## MATERIAL

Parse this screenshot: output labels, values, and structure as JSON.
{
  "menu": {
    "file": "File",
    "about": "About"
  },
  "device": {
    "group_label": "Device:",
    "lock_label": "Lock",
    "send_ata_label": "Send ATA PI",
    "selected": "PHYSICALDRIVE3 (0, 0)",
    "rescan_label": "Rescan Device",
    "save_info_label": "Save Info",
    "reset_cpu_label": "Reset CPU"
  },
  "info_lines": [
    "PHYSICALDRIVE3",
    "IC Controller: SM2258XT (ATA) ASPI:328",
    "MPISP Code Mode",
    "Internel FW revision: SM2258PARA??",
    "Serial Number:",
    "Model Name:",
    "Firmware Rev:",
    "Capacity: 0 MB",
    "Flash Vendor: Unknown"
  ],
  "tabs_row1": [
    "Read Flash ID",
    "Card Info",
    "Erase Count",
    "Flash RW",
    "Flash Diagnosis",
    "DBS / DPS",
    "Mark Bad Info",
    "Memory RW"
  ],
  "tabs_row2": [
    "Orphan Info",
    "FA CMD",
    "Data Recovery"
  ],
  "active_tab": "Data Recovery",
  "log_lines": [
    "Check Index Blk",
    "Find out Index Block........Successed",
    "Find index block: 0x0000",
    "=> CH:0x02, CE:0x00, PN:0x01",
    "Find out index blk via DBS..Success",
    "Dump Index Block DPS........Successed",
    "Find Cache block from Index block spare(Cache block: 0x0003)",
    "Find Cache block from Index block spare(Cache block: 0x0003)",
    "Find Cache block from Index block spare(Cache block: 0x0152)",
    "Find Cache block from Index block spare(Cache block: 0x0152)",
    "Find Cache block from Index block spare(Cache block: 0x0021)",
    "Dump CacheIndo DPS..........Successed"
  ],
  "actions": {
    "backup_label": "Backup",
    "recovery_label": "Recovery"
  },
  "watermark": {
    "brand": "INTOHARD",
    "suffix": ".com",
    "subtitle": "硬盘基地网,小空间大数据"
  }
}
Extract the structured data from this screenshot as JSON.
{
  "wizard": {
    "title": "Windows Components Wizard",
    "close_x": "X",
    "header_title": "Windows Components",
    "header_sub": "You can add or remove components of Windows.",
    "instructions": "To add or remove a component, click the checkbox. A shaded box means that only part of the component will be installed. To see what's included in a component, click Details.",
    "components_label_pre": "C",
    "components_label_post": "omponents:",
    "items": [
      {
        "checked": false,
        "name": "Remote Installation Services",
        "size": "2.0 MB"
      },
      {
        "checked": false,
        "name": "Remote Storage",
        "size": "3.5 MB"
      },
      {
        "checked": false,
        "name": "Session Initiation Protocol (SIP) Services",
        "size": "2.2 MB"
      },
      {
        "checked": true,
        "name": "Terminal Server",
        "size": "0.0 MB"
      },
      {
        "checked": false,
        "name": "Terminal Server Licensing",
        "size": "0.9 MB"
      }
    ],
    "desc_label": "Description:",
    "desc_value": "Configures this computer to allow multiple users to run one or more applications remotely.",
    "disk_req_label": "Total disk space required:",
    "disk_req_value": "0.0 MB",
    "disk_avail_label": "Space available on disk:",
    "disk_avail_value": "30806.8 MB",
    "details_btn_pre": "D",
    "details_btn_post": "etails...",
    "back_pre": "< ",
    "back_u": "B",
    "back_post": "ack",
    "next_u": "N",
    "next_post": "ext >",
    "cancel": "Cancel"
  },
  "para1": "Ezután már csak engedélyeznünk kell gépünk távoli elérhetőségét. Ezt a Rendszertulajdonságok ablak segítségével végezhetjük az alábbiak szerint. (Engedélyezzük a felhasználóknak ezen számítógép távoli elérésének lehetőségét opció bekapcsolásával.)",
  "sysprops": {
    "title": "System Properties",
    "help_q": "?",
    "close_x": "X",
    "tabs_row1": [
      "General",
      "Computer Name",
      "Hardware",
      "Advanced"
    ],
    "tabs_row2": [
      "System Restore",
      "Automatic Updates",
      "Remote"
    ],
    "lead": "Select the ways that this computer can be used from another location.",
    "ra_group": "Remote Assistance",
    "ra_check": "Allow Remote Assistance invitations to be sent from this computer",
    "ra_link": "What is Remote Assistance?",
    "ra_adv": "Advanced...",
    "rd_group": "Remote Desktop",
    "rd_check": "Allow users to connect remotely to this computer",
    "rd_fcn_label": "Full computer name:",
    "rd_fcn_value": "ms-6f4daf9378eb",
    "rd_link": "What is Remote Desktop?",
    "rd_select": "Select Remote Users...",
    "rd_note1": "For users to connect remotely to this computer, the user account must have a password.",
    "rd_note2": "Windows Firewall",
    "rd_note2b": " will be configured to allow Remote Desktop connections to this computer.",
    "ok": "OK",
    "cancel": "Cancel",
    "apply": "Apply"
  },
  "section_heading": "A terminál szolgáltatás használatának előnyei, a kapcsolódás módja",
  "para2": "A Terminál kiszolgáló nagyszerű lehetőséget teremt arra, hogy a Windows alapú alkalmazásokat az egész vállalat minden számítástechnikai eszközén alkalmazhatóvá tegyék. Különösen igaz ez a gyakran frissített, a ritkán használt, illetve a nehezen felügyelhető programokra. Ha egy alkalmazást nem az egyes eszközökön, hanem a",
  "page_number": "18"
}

## YOUR INSTRUCTIONS
Reproduce every line of the data verbatim.

## OUTPUT FOR THIS EXERCISE
Parse this screenshot: output labels, values, and structure as JSON.
{
  "menu": {
    "file": "File",
    "about": "About"
  },
  "device": {
    "group_label": "Device:",
    "lock_label": "Lock",
    "send_ata_label": "Send ATA PI",
    "selected": "PHYSICALDRIVE3 (0, 0)",
    "rescan_label": "Rescan Device",
    "save_info_label": "Save Info",
    "reset_cpu_label": "Reset CPU"
  },
  "info_lines": [
    "PHYSICALDRIVE3",
    "IC Controller: SM2258XT (ATA) ASPI:328",
    "MPISP Code Mode",
    "Internel FW revision: SM2258PARA??",
    "Serial Number:",
    "Model Name:",
    "Firmware Rev:",
    "Capacity: 0 MB",
    "Flash Vendor: Unknown"
  ],
  "tabs_row1": [
    "Read Flash ID",
    "Card Info",
    "Erase Count",
    "Flash RW",
    "Flash Diagnosis",
    "DBS / DPS",
    "Mark Bad Info",
    "Memory RW"
  ],
  "tabs_row2": [
    "Orphan Info",
    "FA CMD",
    "Data Recovery"
  ],
  "active_tab": "Data Recovery",
  "log_lines": [
    "Check Index Blk",
    "Find out Index Block........Successed",
    "Find index block: 0x0000",
    "=> CH:0x02, CE:0x00, PN:0x01",
    "Find out index blk via DBS..Success",
    "Dump Index Block DPS........Successed",
    "Find Cache block from Index block spare(Cache block: 0x0003)",
    "Find Cache block from Index block spare(Cache block: 0x0003)",
    "Find Cache block from Index block spare(Cache block: 0x0152)",
    "Find Cache block from Index block spare(Cache block: 0x0152)",
    "Find Cache block from Index block spare(Cache block: 0x0021)",
    "Dump CacheIndo DPS..........Successed"
  ],
  "actions": {
    "backup_label": "Backup",
    "recovery_label": "Recovery"
  },
  "watermark": {
    "brand": "INTOHARD",
    "suffix": ".com",
    "subtitle": "硬盘基地网,小空间大数据"
  }
}
Extract the structured data from this screenshot as JSON.
{
  "wizard": {
    "title": "Windows Components Wizard",
    "close_x": "X",
    "header_title": "Windows Components",
    "header_sub": "You can add or remove components of Windows.",
    "instructions": "To add or remove a component, click the checkbox. A shaded box means that only part of the component will be installed. To see what's included in a component, click Details.",
    "components_label_pre": "C",
    "components_label_post": "omponents:",
    "items": [
      {
        "checked": false,
        "name": "Remote Installation Services",
        "size": "2.0 MB"
      },
      {
        "checked": false,
        "name": "Remote Storage",
        "size": "3.5 MB"
      },
      {
        "checked": false,
        "name": "Session Initiation Protocol (SIP) Services",
        "size": "2.2 MB"
      },
      {
        "checked": true,
        "name": "Terminal Server",
        "size": "0.0 MB"
      },
      {
        "checked": false,
        "name": "Terminal Server Licensing",
        "size": "0.9 MB"
      }
    ],
    "desc_label": "Description:",
    "desc_value": "Configures this computer to allow multiple users to run one or more applications remotely.",
    "disk_req_label": "Total disk space required:",
    "disk_req_value": "0.0 MB",
    "disk_avail_label": "Space available on disk:",
    "disk_avail_value": "30806.8 MB",
    "details_btn_pre": "D",
    "details_btn_post": "etails...",
    "back_pre": "< ",
    "back_u": "B",
    "back_post": "ack",
    "next_u": "N",
    "next_post": "ext >",
    "cancel": "Cancel"
  },
  "para1": "Ezután már csak engedélyeznünk kell gépünk távoli elérhetőségét. Ezt a Rendszertulajdonságok ablak segítségével végezhetjük az alábbiak szerint. (Engedélyezzük a felhasználóknak ezen számítógép távoli elérésének lehetőségét opció bekapcsolásával.)",
  "sysprops": {
    "title": "System Properties",
    "help_q": "?",
    "close_x": "X",
    "tabs_row1": [
      "General",
      "Computer Name",
      "Hardware",
      "Advanced"
    ],
    "tabs_row2": [
      "System Restore",
      "Automatic Updates",
      "Remote"
    ],
    "lead": "Select the ways that this computer can be used from another location.",
    "ra_group": "Remote Assistance",
    "ra_check": "Allow Remote Assistance invitations to be sent from this computer",
    "ra_link": "What is Remote Assistance?",
    "ra_adv": "Advanced...",
    "rd_group": "Remote Desktop",
    "rd_check": "Allow users to connect remotely to this computer",
    "rd_fcn_label": "Full computer name:",
    "rd_fcn_value": "ms-6f4daf9378eb",
    "rd_link": "What is Remote Desktop?",
    "rd_select": "Select Remote Users...",
    "rd_note1": "For users to connect remotely to this computer, the user account must have a password.",
    "rd_note2": "Windows Firewall",
    "rd_note2b": " will be configured to allow Remote Desktop connections to this computer.",
    "ok": "OK",
    "cancel": "Cancel",
    "apply": "Apply"
  },
  "section_heading": "A terminál szolgáltatás használatának előnyei, a kapcsolódás módja",
  "para2": "A Terminál kiszolgáló nagyszerű lehetőséget teremt arra, hogy a Windows alapú alkalmazásokat az egész vállalat minden számítástechnikai eszközén alkalmazhatóvá tegyék. Különösen igaz ez a gyakran frissített, a ritkán használt, illetve a nehezen felügyelhető programokra. Ha egy alkalmazást nem az egyes eszközökön, hanem a",
  "page_number": "18"
}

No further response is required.